[Records about charts and figures]

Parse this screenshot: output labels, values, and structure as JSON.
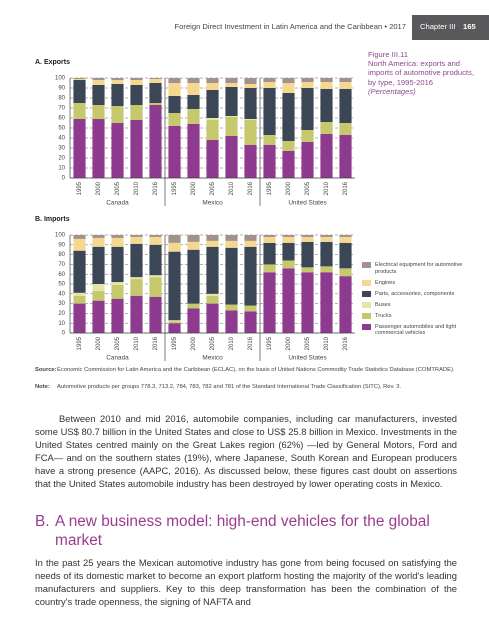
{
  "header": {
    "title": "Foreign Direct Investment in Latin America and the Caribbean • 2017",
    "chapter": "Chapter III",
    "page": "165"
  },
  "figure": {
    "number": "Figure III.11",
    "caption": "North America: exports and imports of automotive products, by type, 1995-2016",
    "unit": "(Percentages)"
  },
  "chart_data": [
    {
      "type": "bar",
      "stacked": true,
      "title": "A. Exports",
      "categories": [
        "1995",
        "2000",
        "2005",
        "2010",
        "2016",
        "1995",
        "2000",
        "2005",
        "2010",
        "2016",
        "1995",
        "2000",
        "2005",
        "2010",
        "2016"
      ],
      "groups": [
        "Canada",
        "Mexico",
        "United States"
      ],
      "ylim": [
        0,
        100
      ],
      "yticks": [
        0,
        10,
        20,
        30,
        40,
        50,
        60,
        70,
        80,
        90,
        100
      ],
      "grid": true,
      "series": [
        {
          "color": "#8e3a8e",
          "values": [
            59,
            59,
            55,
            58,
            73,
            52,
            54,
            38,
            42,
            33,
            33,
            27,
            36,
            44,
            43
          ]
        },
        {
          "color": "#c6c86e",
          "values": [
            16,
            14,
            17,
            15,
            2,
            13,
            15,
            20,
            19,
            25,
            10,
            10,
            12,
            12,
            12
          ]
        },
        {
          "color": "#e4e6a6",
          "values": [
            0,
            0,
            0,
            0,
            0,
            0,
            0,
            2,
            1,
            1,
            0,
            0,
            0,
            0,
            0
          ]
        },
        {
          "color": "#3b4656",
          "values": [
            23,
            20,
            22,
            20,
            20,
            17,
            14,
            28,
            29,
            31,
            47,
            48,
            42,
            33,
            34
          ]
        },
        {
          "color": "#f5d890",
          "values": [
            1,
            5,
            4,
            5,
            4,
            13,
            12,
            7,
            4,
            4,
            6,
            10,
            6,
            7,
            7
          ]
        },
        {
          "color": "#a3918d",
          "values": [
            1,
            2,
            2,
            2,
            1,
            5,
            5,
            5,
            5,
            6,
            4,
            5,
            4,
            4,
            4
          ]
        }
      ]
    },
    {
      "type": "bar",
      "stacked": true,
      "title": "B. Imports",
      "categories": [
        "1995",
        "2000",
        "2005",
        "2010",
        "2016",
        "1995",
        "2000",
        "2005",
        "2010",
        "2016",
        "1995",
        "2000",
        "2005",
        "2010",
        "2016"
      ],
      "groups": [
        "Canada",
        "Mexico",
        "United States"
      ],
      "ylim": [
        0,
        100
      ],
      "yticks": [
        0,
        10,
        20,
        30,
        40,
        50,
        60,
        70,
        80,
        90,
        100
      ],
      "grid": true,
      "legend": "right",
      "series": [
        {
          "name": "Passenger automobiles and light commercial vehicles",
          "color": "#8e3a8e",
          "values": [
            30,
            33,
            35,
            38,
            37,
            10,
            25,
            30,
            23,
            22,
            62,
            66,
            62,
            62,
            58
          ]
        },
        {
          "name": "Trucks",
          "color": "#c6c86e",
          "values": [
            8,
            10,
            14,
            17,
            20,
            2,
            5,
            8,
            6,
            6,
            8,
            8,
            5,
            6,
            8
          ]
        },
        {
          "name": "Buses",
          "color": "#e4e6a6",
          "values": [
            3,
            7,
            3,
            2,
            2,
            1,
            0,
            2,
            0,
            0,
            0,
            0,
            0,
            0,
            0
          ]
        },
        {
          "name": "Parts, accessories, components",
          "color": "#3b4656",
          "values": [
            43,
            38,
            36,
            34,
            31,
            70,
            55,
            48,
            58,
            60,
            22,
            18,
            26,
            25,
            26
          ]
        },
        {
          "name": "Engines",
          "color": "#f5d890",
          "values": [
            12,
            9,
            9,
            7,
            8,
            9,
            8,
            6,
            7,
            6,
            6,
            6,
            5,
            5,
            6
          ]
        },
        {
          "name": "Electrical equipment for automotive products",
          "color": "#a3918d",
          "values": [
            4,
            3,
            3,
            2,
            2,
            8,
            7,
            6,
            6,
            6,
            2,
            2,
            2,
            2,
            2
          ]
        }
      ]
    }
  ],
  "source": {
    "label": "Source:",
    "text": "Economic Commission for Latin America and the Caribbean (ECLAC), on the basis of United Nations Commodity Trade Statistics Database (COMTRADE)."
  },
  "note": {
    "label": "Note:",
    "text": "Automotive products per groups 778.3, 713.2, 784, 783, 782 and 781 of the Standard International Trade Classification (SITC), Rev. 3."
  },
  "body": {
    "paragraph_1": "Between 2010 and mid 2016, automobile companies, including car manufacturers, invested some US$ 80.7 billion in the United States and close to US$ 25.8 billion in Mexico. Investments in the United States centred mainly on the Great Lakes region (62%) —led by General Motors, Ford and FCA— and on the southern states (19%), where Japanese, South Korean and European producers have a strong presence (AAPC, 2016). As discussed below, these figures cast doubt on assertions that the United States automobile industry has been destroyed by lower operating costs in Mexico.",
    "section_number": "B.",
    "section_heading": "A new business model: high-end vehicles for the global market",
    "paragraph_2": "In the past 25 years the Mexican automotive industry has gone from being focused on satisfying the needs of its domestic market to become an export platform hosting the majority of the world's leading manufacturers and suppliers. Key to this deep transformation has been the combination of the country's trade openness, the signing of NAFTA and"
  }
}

--

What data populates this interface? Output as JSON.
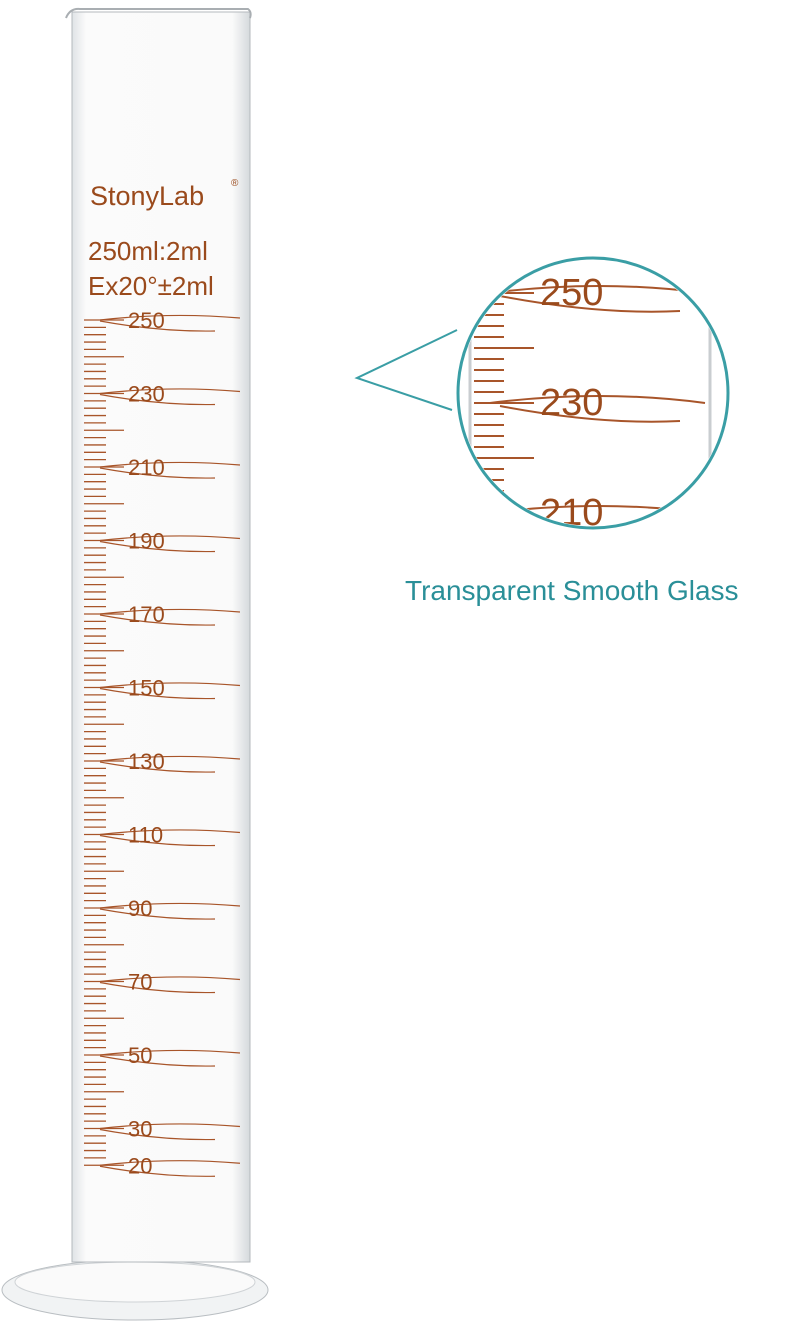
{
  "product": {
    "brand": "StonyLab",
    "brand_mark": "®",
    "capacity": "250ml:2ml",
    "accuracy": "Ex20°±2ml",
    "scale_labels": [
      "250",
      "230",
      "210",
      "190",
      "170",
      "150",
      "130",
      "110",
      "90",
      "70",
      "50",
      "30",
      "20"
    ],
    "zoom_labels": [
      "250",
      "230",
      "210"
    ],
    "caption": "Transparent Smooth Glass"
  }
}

| TASK |
Find every line that has "America" in it, then return those lines.

| RESULT OF THIS EXERCISE |
    "title": "Foreign Direct Investment in Latin America and the Caribbean • 2017",
    "caption": "North America: exports and imports of automotive products, by type, 1995-2016",
    "text": "Economic Commission for Latin America and the Caribbean (ECLAC), on the basis of United Nations Commodity Trade Statistics Database (COMTRADE)."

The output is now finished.